Rows from a dataset
※ ※ ※

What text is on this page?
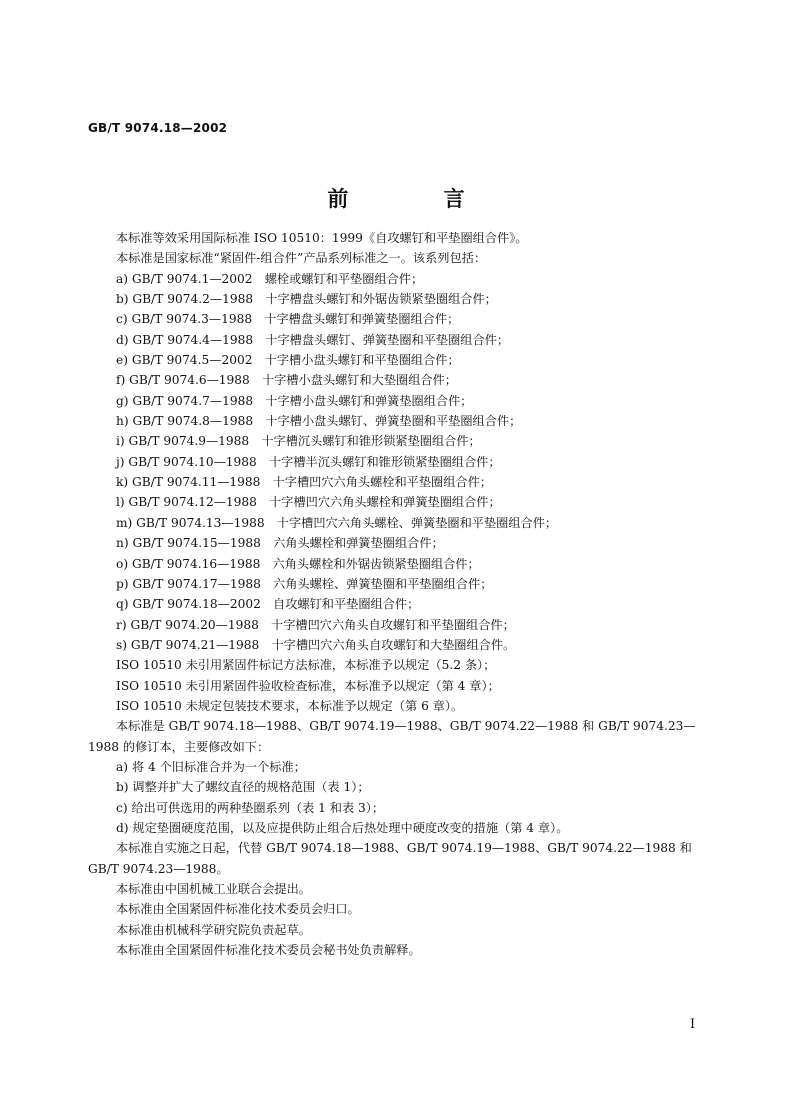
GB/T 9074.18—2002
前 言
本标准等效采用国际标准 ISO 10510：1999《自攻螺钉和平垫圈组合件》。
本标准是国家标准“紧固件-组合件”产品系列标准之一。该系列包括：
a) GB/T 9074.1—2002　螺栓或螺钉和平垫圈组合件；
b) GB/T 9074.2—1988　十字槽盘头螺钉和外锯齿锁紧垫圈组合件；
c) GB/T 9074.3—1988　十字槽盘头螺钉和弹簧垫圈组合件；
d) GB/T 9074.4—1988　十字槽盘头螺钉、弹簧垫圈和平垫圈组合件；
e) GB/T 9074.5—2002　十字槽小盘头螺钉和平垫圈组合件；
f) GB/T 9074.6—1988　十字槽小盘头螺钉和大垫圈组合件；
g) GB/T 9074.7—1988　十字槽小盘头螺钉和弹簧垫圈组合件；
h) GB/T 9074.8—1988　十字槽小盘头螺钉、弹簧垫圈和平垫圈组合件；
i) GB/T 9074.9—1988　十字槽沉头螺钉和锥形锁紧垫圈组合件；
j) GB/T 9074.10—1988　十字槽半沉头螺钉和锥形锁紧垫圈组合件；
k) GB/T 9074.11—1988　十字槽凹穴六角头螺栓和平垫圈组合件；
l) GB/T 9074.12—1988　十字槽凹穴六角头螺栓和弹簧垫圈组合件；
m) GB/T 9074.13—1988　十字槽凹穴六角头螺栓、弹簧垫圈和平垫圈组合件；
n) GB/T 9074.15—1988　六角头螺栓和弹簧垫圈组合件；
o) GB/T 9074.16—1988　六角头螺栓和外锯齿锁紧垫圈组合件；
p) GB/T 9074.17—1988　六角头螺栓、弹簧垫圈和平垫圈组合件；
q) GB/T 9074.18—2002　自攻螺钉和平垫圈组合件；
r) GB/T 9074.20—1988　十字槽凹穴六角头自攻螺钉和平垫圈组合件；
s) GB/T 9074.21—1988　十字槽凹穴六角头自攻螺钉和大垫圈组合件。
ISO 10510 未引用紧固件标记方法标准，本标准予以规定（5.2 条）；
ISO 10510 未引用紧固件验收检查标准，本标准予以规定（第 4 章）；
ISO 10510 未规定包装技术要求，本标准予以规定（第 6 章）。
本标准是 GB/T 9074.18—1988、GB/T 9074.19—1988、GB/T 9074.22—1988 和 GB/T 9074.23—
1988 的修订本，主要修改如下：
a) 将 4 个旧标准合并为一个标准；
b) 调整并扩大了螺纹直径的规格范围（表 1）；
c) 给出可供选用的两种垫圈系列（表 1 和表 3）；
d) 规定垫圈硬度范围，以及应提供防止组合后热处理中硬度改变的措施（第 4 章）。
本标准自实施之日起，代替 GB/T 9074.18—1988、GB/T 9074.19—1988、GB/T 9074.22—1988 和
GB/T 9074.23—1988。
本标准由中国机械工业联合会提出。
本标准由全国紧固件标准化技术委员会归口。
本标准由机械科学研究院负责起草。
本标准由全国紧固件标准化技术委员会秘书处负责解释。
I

※ ※ ※

- To do: Go through the listing above and write it out again exactly, dropping the pictures.

- Task solution:
What text is on this page?
GB/T 9074.18—2002
前 言
本标准等效采用国际标准 ISO 10510：1999《自攻螺钉和平垫圈组合件》。
本标准是国家标准“紧固件-组合件”产品系列标准之一。该系列包括：
a) GB/T 9074.1—2002　螺栓或螺钉和平垫圈组合件；
b) GB/T 9074.2—1988　十字槽盘头螺钉和外锯齿锁紧垫圈组合件；
c) GB/T 9074.3—1988　十字槽盘头螺钉和弹簧垫圈组合件；
d) GB/T 9074.4—1988　十字槽盘头螺钉、弹簧垫圈和平垫圈组合件；
e) GB/T 9074.5—2002　十字槽小盘头螺钉和平垫圈组合件；
f) GB/T 9074.6—1988　十字槽小盘头螺钉和大垫圈组合件；
g) GB/T 9074.7—1988　十字槽小盘头螺钉和弹簧垫圈组合件；
h) GB/T 9074.8—1988　十字槽小盘头螺钉、弹簧垫圈和平垫圈组合件；
i) GB/T 9074.9—1988　十字槽沉头螺钉和锥形锁紧垫圈组合件；
j) GB/T 9074.10—1988　十字槽半沉头螺钉和锥形锁紧垫圈组合件；
k) GB/T 9074.11—1988　十字槽凹穴六角头螺栓和平垫圈组合件；
l) GB/T 9074.12—1988　十字槽凹穴六角头螺栓和弹簧垫圈组合件；
m) GB/T 9074.13—1988　十字槽凹穴六角头螺栓、弹簧垫圈和平垫圈组合件；
n) GB/T 9074.15—1988　六角头螺栓和弹簧垫圈组合件；
o) GB/T 9074.16—1988　六角头螺栓和外锯齿锁紧垫圈组合件；
p) GB/T 9074.17—1988　六角头螺栓、弹簧垫圈和平垫圈组合件；
q) GB/T 9074.18—2002　自攻螺钉和平垫圈组合件；
r) GB/T 9074.20—1988　十字槽凹穴六角头自攻螺钉和平垫圈组合件；
s) GB/T 9074.21—1988　十字槽凹穴六角头自攻螺钉和大垫圈组合件。
ISO 10510 未引用紧固件标记方法标准，本标准予以规定（5.2 条）；
ISO 10510 未引用紧固件验收检查标准，本标准予以规定（第 4 章）；
ISO 10510 未规定包装技术要求，本标准予以规定（第 6 章）。
本标准是 GB/T 9074.18—1988、GB/T 9074.19—1988、GB/T 9074.22—1988 和 GB/T 9074.23—
1988 的修订本，主要修改如下：
a) 将 4 个旧标准合并为一个标准；
b) 调整并扩大了螺纹直径的规格范围（表 1）；
c) 给出可供选用的两种垫圈系列（表 1 和表 3）；
d) 规定垫圈硬度范围，以及应提供防止组合后热处理中硬度改变的措施（第 4 章）。
本标准自实施之日起，代替 GB/T 9074.18—1988、GB/T 9074.19—1988、GB/T 9074.22—1988 和
GB/T 9074.23—1988。
本标准由中国机械工业联合会提出。
本标准由全国紧固件标准化技术委员会归口。
本标准由机械科学研究院负责起草。
本标准由全国紧固件标准化技术委员会秘书处负责解释。
I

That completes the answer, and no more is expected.